**Data rows:**
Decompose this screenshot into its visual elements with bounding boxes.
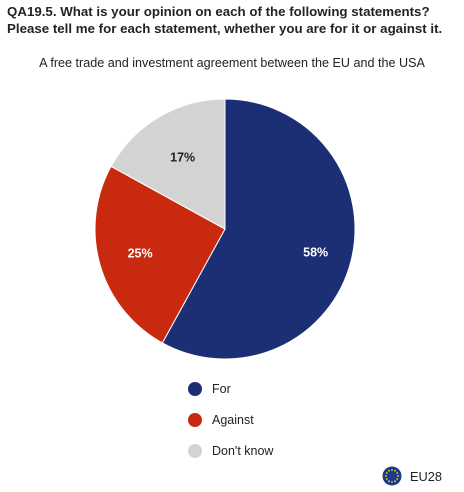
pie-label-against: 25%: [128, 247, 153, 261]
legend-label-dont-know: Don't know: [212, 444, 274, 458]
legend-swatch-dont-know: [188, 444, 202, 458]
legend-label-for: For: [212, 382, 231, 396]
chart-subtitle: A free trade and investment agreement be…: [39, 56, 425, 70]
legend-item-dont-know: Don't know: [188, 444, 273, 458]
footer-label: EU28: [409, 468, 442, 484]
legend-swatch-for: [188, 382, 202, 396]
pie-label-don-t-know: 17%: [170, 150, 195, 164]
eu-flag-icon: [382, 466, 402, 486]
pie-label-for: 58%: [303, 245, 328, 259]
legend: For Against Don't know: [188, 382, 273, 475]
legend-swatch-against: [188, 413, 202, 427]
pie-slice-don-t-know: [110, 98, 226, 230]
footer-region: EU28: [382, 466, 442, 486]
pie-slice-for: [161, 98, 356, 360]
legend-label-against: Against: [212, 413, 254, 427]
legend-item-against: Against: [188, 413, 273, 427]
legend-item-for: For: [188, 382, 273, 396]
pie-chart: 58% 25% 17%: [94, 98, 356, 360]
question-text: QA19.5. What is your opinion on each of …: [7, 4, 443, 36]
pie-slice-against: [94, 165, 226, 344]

**Task to carry out:** Gather every line above that contains the string "footer", and copy each of those lines in full.

**Exercise output:**
footer-label: EU28: [409, 468, 442, 484]
footer-region: EU28: [382, 466, 442, 486]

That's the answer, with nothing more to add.